# [Goal of the exercise]
The answer must be one number: how many lines in the records below contain the string "ἀλλὰ".

# [Given entries]
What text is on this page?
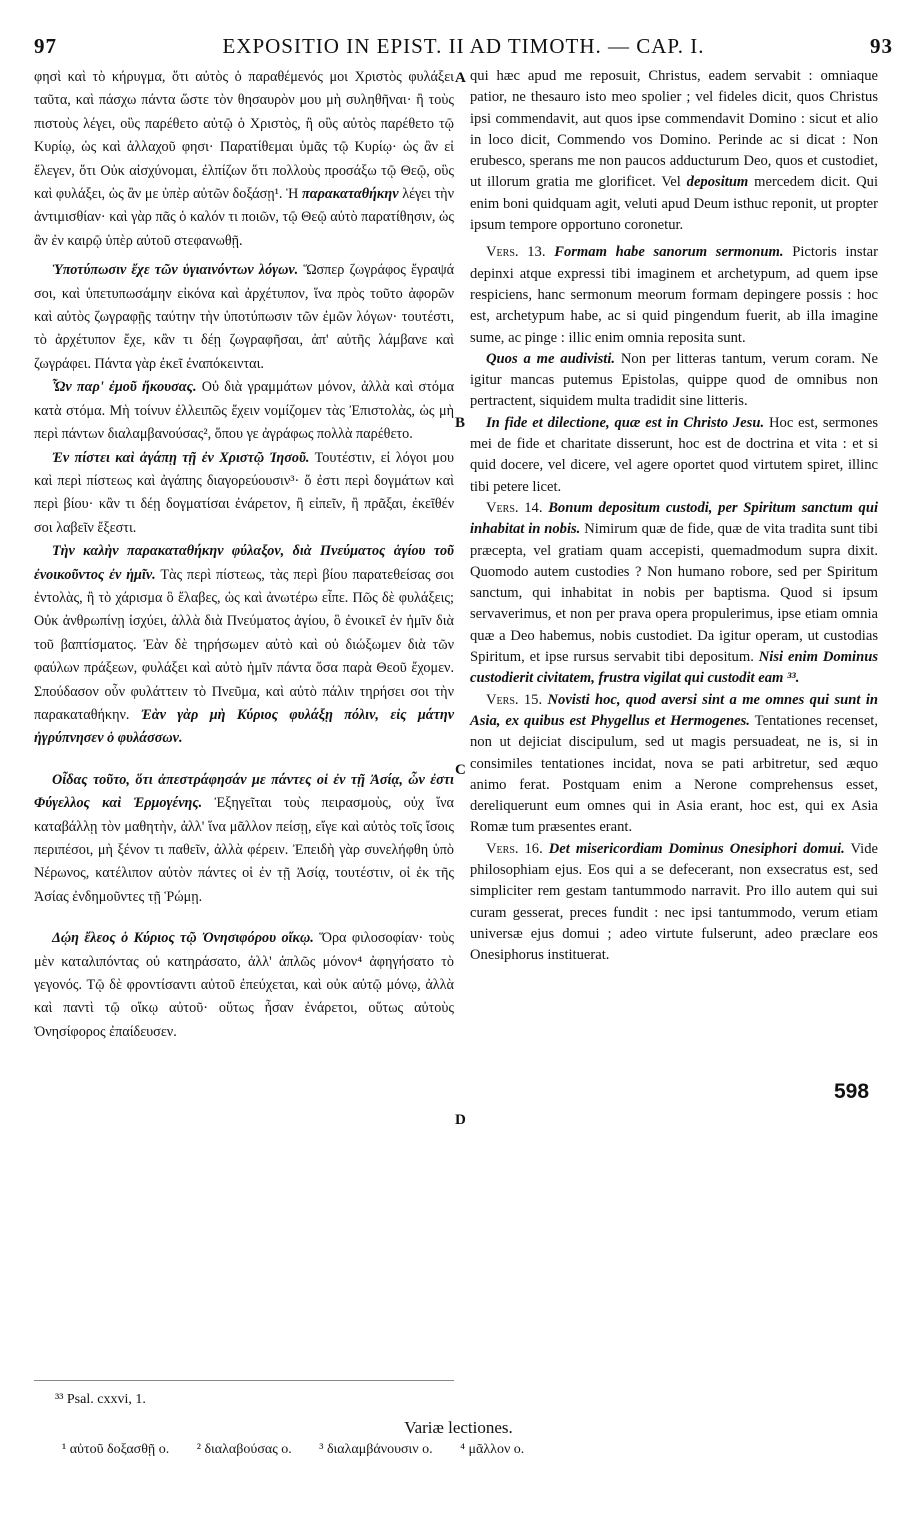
97	EXPOSITIO IN EPIST. II AD TIMOTH. — CAP. I.	93

φησὶ καὶ τὸ κήρυγμα, ὅτι αὐτὸς ὁ παραθέμενός μοι Χριστὸς φυλάξει ταῦτα, καὶ πάσχω πάντα ὥστε τὸν θησαυρὸν μου μὴ συληθῆναι· ἢ τοὺς πιστοὺς λέγει, οὓς παρέθετο αὐτῷ ὁ Χριστὸς, ἢ οὓς αὐτὸς παρέθετο τῷ Κυρίῳ, ὡς καὶ ἀλλαχοῦ φησι· Παρατίθεμαι ὑμᾶς τῷ Κυρίῳ· ὡς ἂν εἰ ἔλεγεν, ὅτι Οὐκ αἰσχύνομαι, ἐλπίζων ὅτι πολλοὺς προσάξω τῷ Θεῷ, οὓς καὶ φυλάξει, ὡς ἂν με ὑπὲρ αὐτῶν δοξάσῃ¹. Ἡ παρακαταθήκην λέγει τὴν ἀντιμισθίαν· καὶ γὰρ πᾶς ὁ καλόν τι ποιῶν, τῷ Θεῷ αὐτὸ παρατίθησιν, ὡς ἂν ἐν καιρῷ ὑπὲρ αὐτοῦ στεφανωθῇ.

Ὑποτύπωσιν ἔχε τῶν ὑγιαινόντων λόγων. Ὥσπερ ζωγράφος ἔγραψά σοι, καὶ ὑπετυπωσάμην εἰκόνα καὶ ἀρχέτυπον, ἵνα πρὸς τοῦτο ἀφορῶν καὶ αὐτὸς ζωγραφῇς ταύτην τὴν ὑποτύπωσιν τῶν ἐμῶν λόγων· τουτέστι, τὸ ἀρχέτυπον ἔχε, κἂν τι δέῃ ζωγραφῆσαι, ἀπ' αὐτῆς λάμβανε καὶ ζωγράφει. Πάντα γὰρ ἐκεῖ ἐναπόκεινται.

Ὧν παρ' ἐμοῦ ἤκουσας. Οὐ διὰ γραμμάτων μόνον, ἀλλὰ καὶ στόμα κατὰ στόμα. Μὴ τοίνυν ἐλλειπῶς ἔχειν νομίζομεν τὰς Ἐπιστολὰς, ὡς μὴ περὶ πάντων διαλαμβανούσας², ὅπου γε ἀγράφως πολλὰ παρέθετο.

Ἐν πίστει καὶ ἀγάπῃ τῇ ἐν Χριστῷ Ἰησοῦ. Τουτέστιν, εἰ λόγοι μου καὶ περὶ πίστεως καὶ ἀγάπης διαγορεύουσιν³· ὅ ἐστι περὶ δογμάτων καὶ περὶ βίου· κἂν τι δέῃ δογματίσαι ἐνάρετον, ἢ εἰπεῖν, ἢ πρᾶξαι, ἐκεῖθέν σοι λαβεῖν ἔξεστι.

Τὴν καλὴν παρακαταθήκην φύλαξον, διὰ Πνεύματος ἁγίου τοῦ ἐνοικοῦντος ἐν ἡμῖν. Τὰς περὶ πίστεως, τὰς περὶ βίου παρατεθείσας σοι ἐντολὰς, ἢ τὸ χάρισμα ὃ ἔλαβες, ὡς καὶ ἀνωτέρω εἶπε. Πῶς δὲ φυλάξεις; Οὐκ ἀνθρωπίνῃ ἰσχύει, ἀλλὰ διὰ Πνεύματος ἁγίου, ὃ ἐνοικεῖ ἐν ἡμῖν διὰ τοῦ βαπτίσματος. Ἐὰν δὲ τηρήσωμεν αὐτὸ καὶ οὐ διώξωμεν διὰ τῶν φαύλων πράξεων, φυλάξει καὶ αὐτὸ ἡμῖν πάντα ὅσα παρὰ Θεοῦ ἔχομεν. Σπούδασον οὖν φυλάττειν τὸ Πνεῦμα, καὶ αὐτὸ πάλιν τηρήσει σοι τὴν παρακαταθήκην. Ἐὰν γὰρ μὴ Κύριος φυλάξῃ πόλιν, εἰς μάτην ἠγρύπνησεν ὁ φυλάσσων.

Οἶδας τοῦτο, ὅτι ἀπεστράφησάν με πάντες οἱ ἐν τῇ Ἀσίᾳ, ὧν ἐστι Φύγελλος καὶ Ἑρμογένης. Ἐξηγεῖται τοὺς πειρασμοὺς, οὐχ ἵνα καταβάλλῃ τὸν μαθητὴν, ἀλλ' ἵνα μᾶλλον πείσῃ, εἴγε καὶ αὐτὸς τοῖς ἴσοις περιπέσοι, μὴ ξένον τι παθεῖν, ἀλλὰ φέρειν. Ἐπειδὴ γὰρ συνελήφθη ὑπὸ Νέρωνος, κατέλιπον αὐτὸν πάντες οἱ ἐν τῇ Ἀσίᾳ, τουτέστιν, οἱ ἐκ τῆς Ἀσίας ἐνδημοῦντες τῇ Ῥώμῃ.

Δῴη ἔλεος ὁ Κύριος τῷ Ὀνησιφόρου οἴκῳ. Ὅρα φιλοσοφίαν· τοὺς μὲν καταλιπόντας οὐ κατηράσατο, ἀλλ' ἁπλῶς μόνον⁴ ἀφηγήσατο τὸ γεγονός. Τῷ δὲ φροντίσαντι αὐτοῦ ἐπεύχεται, καὶ οὐκ αὐτῷ μόνῳ, ἀλλὰ καὶ παντὶ τῷ οἴκῳ αὐτοῦ· οὕτως ἦσαν ἐνάρετοι, οὕτως αὐτοὺς Ὀνησίφορος ἐπαίδευσεν.

qui hæc apud me reposuit, Christus, eadem servabit : omniaque patior, ne thesauro isto meo spolier ; vel fideles dicit, quos Christus ipsi commendavit, aut quos ipse commendavit Domino : sicut et alio in loco dicit, Commendo vos Domino. Perinde ac si dicat : Non erubesco, sperans me non paucos adducturum Deo, quos et custodiet, ut illorum gratia me glorificet. Vel depositum mercedem dicit. Qui enim boni quidquam agit, veluti apud Deum isthuc reponit, ut propter ipsum tempore opportuno coronetur.

Vers. 13. Formam habe sanorum sermonum. Pictoris instar depinxi atque expressi tibi imaginem et archetypum, ad quem ipse respiciens, hanc sermonum meorum formam depingere possis : hoc est, archetypum habe, ac si quid pingendum fuerit, ab illa imagine sume, ac pinge : illic enim omnia reposita sunt.

Quos a me audivisti. Non per litteras tantum, verum coram. Ne igitur mancas putemus Epistolas, quippe quod de omnibus non pertractent, siquidem multa tradidit sine litteris.

In fide et dilectione, quæ est in Christo Jesu. Hoc est, sermones mei de fide et charitate disserunt, hoc est de doctrina et vita : et si quid docere, vel dicere, vel agere oportet quod virtutem spiret, illinc tibi petere licet.

Vers. 14. Bonum depositum custodi, per Spiritum sanctum qui inhabitat in nobis. Nimirum quæ de fide, quæ de vita tradita sunt tibi præcepta, vel gratiam quam accepisti, quemadmodum supra dixit. Quomodo autem custodies ? Non humano robore, sed per Spiritum sanctum, qui inhabitat in nobis per baptisma. Quod si ipsum servaverimus, et non per prava opera propulerimus, ipse etiam omnia quæ a Deo habemus, nobis custodiet. Da igitur operam, ut custodias Spiritum, et ipse rursus servabit tibi depositum. Nisi enim Dominus custodierit civitatem, frustra vigilat qui custodit eam ³³.

Vers. 15. Novisti hoc, quod aversi sint a me omnes qui sunt in Asia, ex quibus est Phygellus et Hermogenes. Tentationes recenset, non ut dejiciat discipulum, sed ut magis persuadeat, ne is, si in consimiles tentationes incidat, nova se pati arbitretur, sed æquo animo ferat. Postquam enim a Nerone comprehensus esset, dereliquerunt eum omnes qui in Asia erant, hoc est, qui ex Asia Romæ tum præsentes erant.

Vers. 16. Det misericordiam Dominus Onesiphori domui. Vide philosophiam ejus. Eos qui a se defecerant, non exsecratus est, sed simpliciter rem gestam tantummodo narravit. Pro illo autem qui sui curam gesserat, preces fundit : nec ipsi tantummodo, verum etiam universæ ejus domui ; adeo virtute fulserunt, adeo præclare eos Onesiphorus instituerat.

A
B
C
D
598
³³ Psal. cxxvi, 1.
Variæ lectiones.
¹ αὐτοῦ δοξασθῇ o. ² διαλαβούσας o. ³ διαλαμβάνουσιν o. ⁴ μᾶλλον o.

# [Result for this exercise]
4